§ Brief: Copy out all of the material exactly as presented.

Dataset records
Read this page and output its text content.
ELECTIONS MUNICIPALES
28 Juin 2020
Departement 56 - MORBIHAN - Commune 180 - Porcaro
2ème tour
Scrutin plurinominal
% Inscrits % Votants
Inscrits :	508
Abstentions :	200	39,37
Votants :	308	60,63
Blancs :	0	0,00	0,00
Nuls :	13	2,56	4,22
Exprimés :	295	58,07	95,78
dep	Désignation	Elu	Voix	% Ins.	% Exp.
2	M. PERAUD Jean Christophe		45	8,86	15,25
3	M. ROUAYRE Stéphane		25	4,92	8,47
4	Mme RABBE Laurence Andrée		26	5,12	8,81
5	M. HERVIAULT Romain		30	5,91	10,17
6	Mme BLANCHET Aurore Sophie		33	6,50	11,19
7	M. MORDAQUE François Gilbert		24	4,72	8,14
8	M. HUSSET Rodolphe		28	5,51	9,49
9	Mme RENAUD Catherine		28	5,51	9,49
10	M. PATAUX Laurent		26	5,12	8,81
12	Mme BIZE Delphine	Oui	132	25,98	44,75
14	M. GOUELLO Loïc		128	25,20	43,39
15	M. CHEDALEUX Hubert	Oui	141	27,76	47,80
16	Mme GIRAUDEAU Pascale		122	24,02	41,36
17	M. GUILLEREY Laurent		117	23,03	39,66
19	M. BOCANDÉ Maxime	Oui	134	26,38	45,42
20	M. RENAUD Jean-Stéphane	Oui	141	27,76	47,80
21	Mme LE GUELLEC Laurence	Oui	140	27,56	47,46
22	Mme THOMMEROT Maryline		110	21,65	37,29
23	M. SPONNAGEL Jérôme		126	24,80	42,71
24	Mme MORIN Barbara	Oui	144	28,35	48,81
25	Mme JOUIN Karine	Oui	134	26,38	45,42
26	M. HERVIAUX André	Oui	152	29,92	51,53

§ In response:
Read this page and output its text content.
ELECTIONS MUNICIPALES
28 Juin 2020
Departement 56 - MORBIHAN - Commune 180 - Porcaro
2ème tour
Scrutin plurinominal
% Inscrits % Votants
Inscrits :	508
Abstentions :	200	39,37
Votants :	308	60,63
Blancs :	0	0,00	0,00
Nuls :	13	2,56	4,22
Exprimés :	295	58,07	95,78
dep	Désignation	Elu	Voix	% Ins.	% Exp.
2	M. PERAUD Jean Christophe		45	8,86	15,25
3	M. ROUAYRE Stéphane		25	4,92	8,47
4	Mme RABBE Laurence Andrée		26	5,12	8,81
5	M. HERVIAULT Romain		30	5,91	10,17
6	Mme BLANCHET Aurore Sophie		33	6,50	11,19
7	M. MORDAQUE François Gilbert		24	4,72	8,14
8	M. HUSSET Rodolphe		28	5,51	9,49
9	Mme RENAUD Catherine		28	5,51	9,49
10	M. PATAUX Laurent		26	5,12	8,81
12	Mme BIZE Delphine	Oui	132	25,98	44,75
14	M. GOUELLO Loïc		128	25,20	43,39
15	M. CHEDALEUX Hubert	Oui	141	27,76	47,80
16	Mme GIRAUDEAU Pascale		122	24,02	41,36
17	M. GUILLEREY Laurent		117	23,03	39,66
19	M. BOCANDÉ Maxime	Oui	134	26,38	45,42
20	M. RENAUD Jean-Stéphane	Oui	141	27,76	47,80
21	Mme LE GUELLEC Laurence	Oui	140	27,56	47,46
22	Mme THOMMEROT Maryline		110	21,65	37,29
23	M. SPONNAGEL Jérôme		126	24,80	42,71
24	Mme MORIN Barbara	Oui	144	28,35	48,81
25	Mme JOUIN Karine	Oui	134	26,38	45,42
26	M. HERVIAUX André	Oui	152	29,92	51,53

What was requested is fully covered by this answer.